━━━ PASSAGE CITÉ
Dossier: 2000-445-IT-I

ENTRE :

HEATHER McCOLL,

appelante,

et

SA MAJESTÉ LA REINE,

intimée.

Motifs du jugement

Le juge Hamlyn, C.C.I.

[1] Il s'agit d'un appel pour l'année d'imposition 1997. Dans le calcul de son revenu pour l'année d'imposition 1997, l'appelante a déduit des frais juridiques de 10 949,89 $.

[2] Par voie d'avis de nouvelle cotisation, le ministre du Revenu national a établi relativement à la déclaration de revenu de l'appelante pour l'année d'imposition 1997 une nouvelle cotisation refusant la déduction de 10 949,89 $.

Faits énoncés dans les actes de procédure et admis

[3] L'appelante et Paul McColl se sont mariés le 8 avril 1995 et se sont séparés le 10 juillet 1997. Ils ont un fils, Andrew Peter William McColl, né le 14 mars 1997. Au cours de l'année d'imposition 1997, l'appelante a payé des frais juridiques de 10 949,89 $. L'appelante et Paul McColl ont conclu un accord de séparation en date du 13 janvier 1998. En vertu des dispositions de l'accord, Paul McColl était tenu de verser à l'appelante 1 200 $ par mois de pension alimentaire pour l'enfant à partir du 1er février 1998, 7 500 $ de pension alimentaire pour la conjointe le 1er février 1998 et 2 500 $ par mois de pension alimentaire pour la conjointe à partir du 1er mars 1998.
━━━━━━
TRAVAIL DEMANDÉ = Présentez sous forme de liste le paragraphe du passage cité ci-dessus qui commence par « L'appelante et Paul McColl se sont mariés », en conservant ses faits principaux. Les données qui suivent ont une autre provenance que ce passage.
━━━ EXTRAIT DES DONNÉES
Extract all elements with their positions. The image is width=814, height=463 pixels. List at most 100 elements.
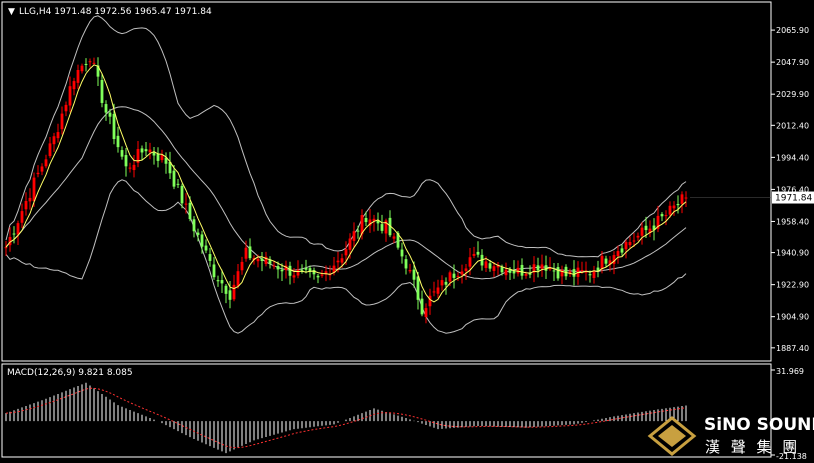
━━━━━━
RÉPONSE ATTENDUE =
- Mariage de l'appelante et de Paul McColl le 8 avril 1995, puis séparation le 10 juillet 1997.
- Un fils, Andrew Peter William McColl, né le 14 mars 1997.
- Frais juridiques de 10 949,89 $ payés par l'appelante au cours de l'année d'imposition 1997.
- Accord de séparation conclu le 13 janvier 1998.
- Obligations de Paul McColl envers l'appelante selon cet accord :
  - pension alimentaire pour l'enfant de 1 200 $ par mois à partir du 1er février 1998 ;
  - pension alimentaire pour la conjointe de 7 500 $ le 1er février 1998 ;
  - pension alimentaire pour la conjointe de 2 500 $ par mois à partir du 1er mars 1998.